■ Written problem ■
Search the records below for the word "this". Pull out each line that has it.

■ Dataset entries ■

----------------

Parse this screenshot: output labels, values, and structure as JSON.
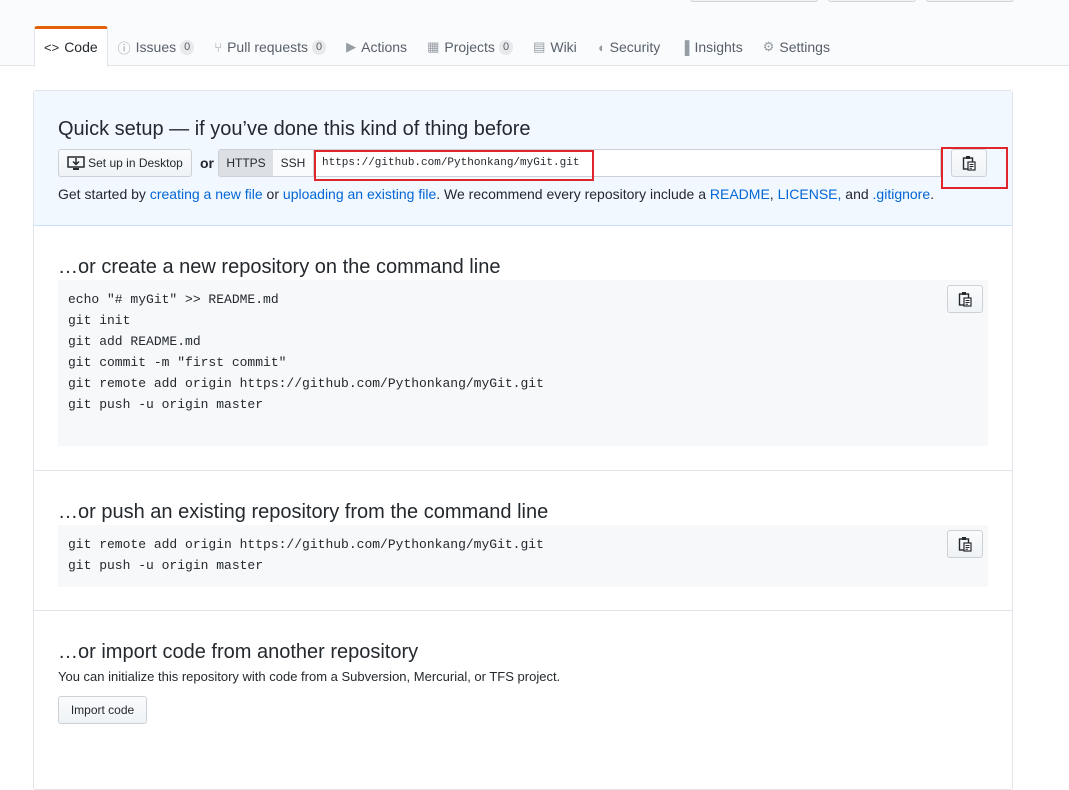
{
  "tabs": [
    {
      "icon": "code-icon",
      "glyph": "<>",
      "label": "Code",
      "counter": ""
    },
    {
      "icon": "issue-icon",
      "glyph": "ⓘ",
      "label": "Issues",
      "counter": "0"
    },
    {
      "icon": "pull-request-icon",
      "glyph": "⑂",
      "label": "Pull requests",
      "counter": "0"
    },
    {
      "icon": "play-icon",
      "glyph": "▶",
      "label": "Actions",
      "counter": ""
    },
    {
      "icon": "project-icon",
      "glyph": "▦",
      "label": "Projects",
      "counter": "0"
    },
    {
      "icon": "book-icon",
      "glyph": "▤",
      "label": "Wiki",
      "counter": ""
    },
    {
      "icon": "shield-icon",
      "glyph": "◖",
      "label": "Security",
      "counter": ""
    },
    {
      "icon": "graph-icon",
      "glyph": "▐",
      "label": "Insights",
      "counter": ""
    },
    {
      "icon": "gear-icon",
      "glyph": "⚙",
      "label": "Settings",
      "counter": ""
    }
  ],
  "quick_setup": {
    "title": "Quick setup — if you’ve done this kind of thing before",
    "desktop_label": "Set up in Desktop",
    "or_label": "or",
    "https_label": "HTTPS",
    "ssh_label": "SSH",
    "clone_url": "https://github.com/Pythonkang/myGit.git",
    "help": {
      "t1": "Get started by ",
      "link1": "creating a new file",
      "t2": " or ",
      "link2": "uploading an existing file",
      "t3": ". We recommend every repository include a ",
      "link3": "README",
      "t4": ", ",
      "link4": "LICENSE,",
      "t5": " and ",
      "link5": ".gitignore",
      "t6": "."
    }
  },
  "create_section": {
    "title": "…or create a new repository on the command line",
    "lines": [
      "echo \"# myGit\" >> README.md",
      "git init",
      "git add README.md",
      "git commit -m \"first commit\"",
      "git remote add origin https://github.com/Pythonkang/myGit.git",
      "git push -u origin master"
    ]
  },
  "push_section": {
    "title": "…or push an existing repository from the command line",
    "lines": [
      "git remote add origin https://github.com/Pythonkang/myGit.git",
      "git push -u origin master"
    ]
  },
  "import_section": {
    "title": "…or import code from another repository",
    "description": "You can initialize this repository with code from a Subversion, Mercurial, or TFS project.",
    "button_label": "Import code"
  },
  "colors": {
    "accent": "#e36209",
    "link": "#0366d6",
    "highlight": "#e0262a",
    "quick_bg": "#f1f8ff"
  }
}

----------------

■ Output below ■
Parse this screenshot: output labels, values, and structure as JSON.
    "title": "Quick setup — if you’ve done this kind of thing before",
    "description": "You can initialize this repository with code from a Subversion, Mercurial, or TFS project.",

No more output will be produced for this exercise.